◆ THE REQUEST ◆
Return every record verbatim.

◆ DATASET CONTENT ◆
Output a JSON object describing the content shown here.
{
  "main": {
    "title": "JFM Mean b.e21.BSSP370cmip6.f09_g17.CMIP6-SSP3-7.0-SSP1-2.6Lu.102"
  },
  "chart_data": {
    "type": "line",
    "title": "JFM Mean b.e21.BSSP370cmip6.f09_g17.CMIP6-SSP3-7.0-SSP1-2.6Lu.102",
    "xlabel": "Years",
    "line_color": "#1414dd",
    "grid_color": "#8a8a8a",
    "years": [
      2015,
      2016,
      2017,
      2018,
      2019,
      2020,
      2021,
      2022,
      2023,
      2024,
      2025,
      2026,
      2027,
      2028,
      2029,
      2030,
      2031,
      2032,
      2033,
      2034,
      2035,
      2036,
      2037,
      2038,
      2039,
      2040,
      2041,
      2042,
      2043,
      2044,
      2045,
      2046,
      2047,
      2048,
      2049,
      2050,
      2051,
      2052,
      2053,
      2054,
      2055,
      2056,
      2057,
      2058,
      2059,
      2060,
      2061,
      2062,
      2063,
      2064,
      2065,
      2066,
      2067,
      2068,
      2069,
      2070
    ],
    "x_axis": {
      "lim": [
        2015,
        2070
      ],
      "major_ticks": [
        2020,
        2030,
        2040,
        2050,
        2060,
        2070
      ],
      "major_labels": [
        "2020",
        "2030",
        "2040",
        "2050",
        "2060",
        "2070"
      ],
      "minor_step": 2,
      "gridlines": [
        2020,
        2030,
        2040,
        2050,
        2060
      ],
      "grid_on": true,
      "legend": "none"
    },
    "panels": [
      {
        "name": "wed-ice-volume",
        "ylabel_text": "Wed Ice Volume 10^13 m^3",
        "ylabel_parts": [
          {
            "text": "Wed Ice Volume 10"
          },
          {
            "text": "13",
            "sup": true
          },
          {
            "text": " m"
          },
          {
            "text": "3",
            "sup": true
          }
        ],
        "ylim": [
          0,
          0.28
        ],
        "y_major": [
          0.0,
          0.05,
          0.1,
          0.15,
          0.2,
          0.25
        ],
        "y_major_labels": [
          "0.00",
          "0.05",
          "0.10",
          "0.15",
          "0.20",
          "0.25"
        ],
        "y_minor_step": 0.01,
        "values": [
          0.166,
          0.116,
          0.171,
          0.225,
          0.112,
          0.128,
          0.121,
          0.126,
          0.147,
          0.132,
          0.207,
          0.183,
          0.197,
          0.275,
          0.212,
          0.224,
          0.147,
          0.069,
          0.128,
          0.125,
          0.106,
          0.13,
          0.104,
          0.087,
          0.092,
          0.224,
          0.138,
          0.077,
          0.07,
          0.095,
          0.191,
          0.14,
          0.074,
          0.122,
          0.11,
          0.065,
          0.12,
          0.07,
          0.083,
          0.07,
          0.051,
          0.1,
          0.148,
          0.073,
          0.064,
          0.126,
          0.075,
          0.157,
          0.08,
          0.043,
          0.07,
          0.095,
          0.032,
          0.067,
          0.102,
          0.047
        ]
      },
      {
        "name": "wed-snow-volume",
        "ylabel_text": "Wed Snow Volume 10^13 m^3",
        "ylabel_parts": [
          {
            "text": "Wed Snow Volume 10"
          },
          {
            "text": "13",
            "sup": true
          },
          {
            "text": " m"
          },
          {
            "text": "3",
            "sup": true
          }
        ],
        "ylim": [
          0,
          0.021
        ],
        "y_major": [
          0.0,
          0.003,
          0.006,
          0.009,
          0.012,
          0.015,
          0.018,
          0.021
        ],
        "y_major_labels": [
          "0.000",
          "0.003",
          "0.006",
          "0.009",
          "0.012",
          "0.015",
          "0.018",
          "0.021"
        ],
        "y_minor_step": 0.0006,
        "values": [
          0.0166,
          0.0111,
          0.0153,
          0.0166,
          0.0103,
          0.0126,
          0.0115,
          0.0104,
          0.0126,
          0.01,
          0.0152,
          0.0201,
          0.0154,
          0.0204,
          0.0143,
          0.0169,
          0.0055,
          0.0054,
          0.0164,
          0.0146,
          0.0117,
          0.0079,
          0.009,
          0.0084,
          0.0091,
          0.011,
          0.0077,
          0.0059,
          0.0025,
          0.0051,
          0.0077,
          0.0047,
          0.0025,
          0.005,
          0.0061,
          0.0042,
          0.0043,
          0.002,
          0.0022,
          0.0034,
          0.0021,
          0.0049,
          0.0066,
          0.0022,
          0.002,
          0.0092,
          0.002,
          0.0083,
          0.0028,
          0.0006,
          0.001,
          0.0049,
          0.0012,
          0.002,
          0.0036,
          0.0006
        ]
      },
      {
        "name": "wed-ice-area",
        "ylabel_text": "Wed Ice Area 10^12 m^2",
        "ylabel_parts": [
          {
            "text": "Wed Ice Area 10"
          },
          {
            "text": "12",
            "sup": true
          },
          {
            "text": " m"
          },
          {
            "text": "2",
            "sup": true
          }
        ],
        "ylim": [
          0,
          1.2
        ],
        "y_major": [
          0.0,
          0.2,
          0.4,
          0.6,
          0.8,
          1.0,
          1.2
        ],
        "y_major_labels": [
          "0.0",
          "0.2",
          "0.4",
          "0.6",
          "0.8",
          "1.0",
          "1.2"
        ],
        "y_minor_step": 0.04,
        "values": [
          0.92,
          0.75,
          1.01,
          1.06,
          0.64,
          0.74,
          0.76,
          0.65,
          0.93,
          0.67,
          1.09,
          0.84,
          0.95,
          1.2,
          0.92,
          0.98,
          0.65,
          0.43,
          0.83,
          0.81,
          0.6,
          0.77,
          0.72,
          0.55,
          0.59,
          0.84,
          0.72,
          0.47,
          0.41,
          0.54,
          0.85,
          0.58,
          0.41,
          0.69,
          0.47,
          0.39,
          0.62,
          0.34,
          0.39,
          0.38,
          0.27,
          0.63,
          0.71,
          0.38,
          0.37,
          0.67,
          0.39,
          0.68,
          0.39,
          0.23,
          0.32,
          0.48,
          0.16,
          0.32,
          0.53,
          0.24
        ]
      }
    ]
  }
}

◆ SOLUTION FOR THIS PROBLEM ◆
Output a JSON object describing the content shown here.
{
  "main": {
    "title": "JFM Mean b.e21.BSSP370cmip6.f09_g17.CMIP6-SSP3-7.0-SSP1-2.6Lu.102"
  },
  "chart_data": {
    "type": "line",
    "title": "JFM Mean b.e21.BSSP370cmip6.f09_g17.CMIP6-SSP3-7.0-SSP1-2.6Lu.102",
    "xlabel": "Years",
    "line_color": "#1414dd",
    "grid_color": "#8a8a8a",
    "years": [
      2015,
      2016,
      2017,
      2018,
      2019,
      2020,
      2021,
      2022,
      2023,
      2024,
      2025,
      2026,
      2027,
      2028,
      2029,
      2030,
      2031,
      2032,
      2033,
      2034,
      2035,
      2036,
      2037,
      2038,
      2039,
      2040,
      2041,
      2042,
      2043,
      2044,
      2045,
      2046,
      2047,
      2048,
      2049,
      2050,
      2051,
      2052,
      2053,
      2054,
      2055,
      2056,
      2057,
      2058,
      2059,
      2060,
      2061,
      2062,
      2063,
      2064,
      2065,
      2066,
      2067,
      2068,
      2069,
      2070
    ],
    "x_axis": {
      "lim": [
        2015,
        2070
      ],
      "major_ticks": [
        2020,
        2030,
        2040,
        2050,
        2060,
        2070
      ],
      "major_labels": [
        "2020",
        "2030",
        "2040",
        "2050",
        "2060",
        "2070"
      ],
      "minor_step": 2,
      "gridlines": [
        2020,
        2030,
        2040,
        2050,
        2060
      ],
      "grid_on": true,
      "legend": "none"
    },
    "panels": [
      {
        "name": "wed-ice-volume",
        "ylabel_text": "Wed Ice Volume 10^13 m^3",
        "ylabel_parts": [
          {
            "text": "Wed Ice Volume 10"
          },
          {
            "text": "13",
            "sup": true
          },
          {
            "text": " m"
          },
          {
            "text": "3",
            "sup": true
          }
        ],
        "ylim": [
          0,
          0.28
        ],
        "y_major": [
          0.0,
          0.05,
          0.1,
          0.15,
          0.2,
          0.25
        ],
        "y_major_labels": [
          "0.00",
          "0.05",
          "0.10",
          "0.15",
          "0.20",
          "0.25"
        ],
        "y_minor_step": 0.01,
        "values": [
          0.166,
          0.116,
          0.171,
          0.225,
          0.112,
          0.128,
          0.121,
          0.126,
          0.147,
          0.132,
          0.207,
          0.183,
          0.197,
          0.275,
          0.212,
          0.224,
          0.147,
          0.069,
          0.128,
          0.125,
          0.106,
          0.13,
          0.104,
          0.087,
          0.092,
          0.224,
          0.138,
          0.077,
          0.07,
          0.095,
          0.191,
          0.14,
          0.074,
          0.122,
          0.11,
          0.065,
          0.12,
          0.07,
          0.083,
          0.07,
          0.051,
          0.1,
          0.148,
          0.073,
          0.064,
          0.126,
          0.075,
          0.157,
          0.08,
          0.043,
          0.07,
          0.095,
          0.032,
          0.067,
          0.102,
          0.047
        ]
      },
      {
        "name": "wed-snow-volume",
        "ylabel_text": "Wed Snow Volume 10^13 m^3",
        "ylabel_parts": [
          {
            "text": "Wed Snow Volume 10"
          },
          {
            "text": "13",
            "sup": true
          },
          {
            "text": " m"
          },
          {
            "text": "3",
            "sup": true
          }
        ],
        "ylim": [
          0,
          0.021
        ],
        "y_major": [
          0.0,
          0.003,
          0.006,
          0.009,
          0.012,
          0.015,
          0.018,
          0.021
        ],
        "y_major_labels": [
          "0.000",
          "0.003",
          "0.006",
          "0.009",
          "0.012",
          "0.015",
          "0.018",
          "0.021"
        ],
        "y_minor_step": 0.0006,
        "values": [
          0.0166,
          0.0111,
          0.0153,
          0.0166,
          0.0103,
          0.0126,
          0.0115,
          0.0104,
          0.0126,
          0.01,
          0.0152,
          0.0201,
          0.0154,
          0.0204,
          0.0143,
          0.0169,
          0.0055,
          0.0054,
          0.0164,
          0.0146,
          0.0117,
          0.0079,
          0.009,
          0.0084,
          0.0091,
          0.011,
          0.0077,
          0.0059,
          0.0025,
          0.0051,
          0.0077,
          0.0047,
          0.0025,
          0.005,
          0.0061,
          0.0042,
          0.0043,
          0.002,
          0.0022,
          0.0034,
          0.0021,
          0.0049,
          0.0066,
          0.0022,
          0.002,
          0.0092,
          0.002,
          0.0083,
          0.0028,
          0.0006,
          0.001,
          0.0049,
          0.0012,
          0.002,
          0.0036,
          0.0006
        ]
      },
      {
        "name": "wed-ice-area",
        "ylabel_text": "Wed Ice Area 10^12 m^2",
        "ylabel_parts": [
          {
            "text": "Wed Ice Area 10"
          },
          {
            "text": "12",
            "sup": true
          },
          {
            "text": " m"
          },
          {
            "text": "2",
            "sup": true
          }
        ],
        "ylim": [
          0,
          1.2
        ],
        "y_major": [
          0.0,
          0.2,
          0.4,
          0.6,
          0.8,
          1.0,
          1.2
        ],
        "y_major_labels": [
          "0.0",
          "0.2",
          "0.4",
          "0.6",
          "0.8",
          "1.0",
          "1.2"
        ],
        "y_minor_step": 0.04,
        "values": [
          0.92,
          0.75,
          1.01,
          1.06,
          0.64,
          0.74,
          0.76,
          0.65,
          0.93,
          0.67,
          1.09,
          0.84,
          0.95,
          1.2,
          0.92,
          0.98,
          0.65,
          0.43,
          0.83,
          0.81,
          0.6,
          0.77,
          0.72,
          0.55,
          0.59,
          0.84,
          0.72,
          0.47,
          0.41,
          0.54,
          0.85,
          0.58,
          0.41,
          0.69,
          0.47,
          0.39,
          0.62,
          0.34,
          0.39,
          0.38,
          0.27,
          0.63,
          0.71,
          0.38,
          0.37,
          0.67,
          0.39,
          0.68,
          0.39,
          0.23,
          0.32,
          0.48,
          0.16,
          0.32,
          0.53,
          0.24
        ]
      }
    ]
  }
}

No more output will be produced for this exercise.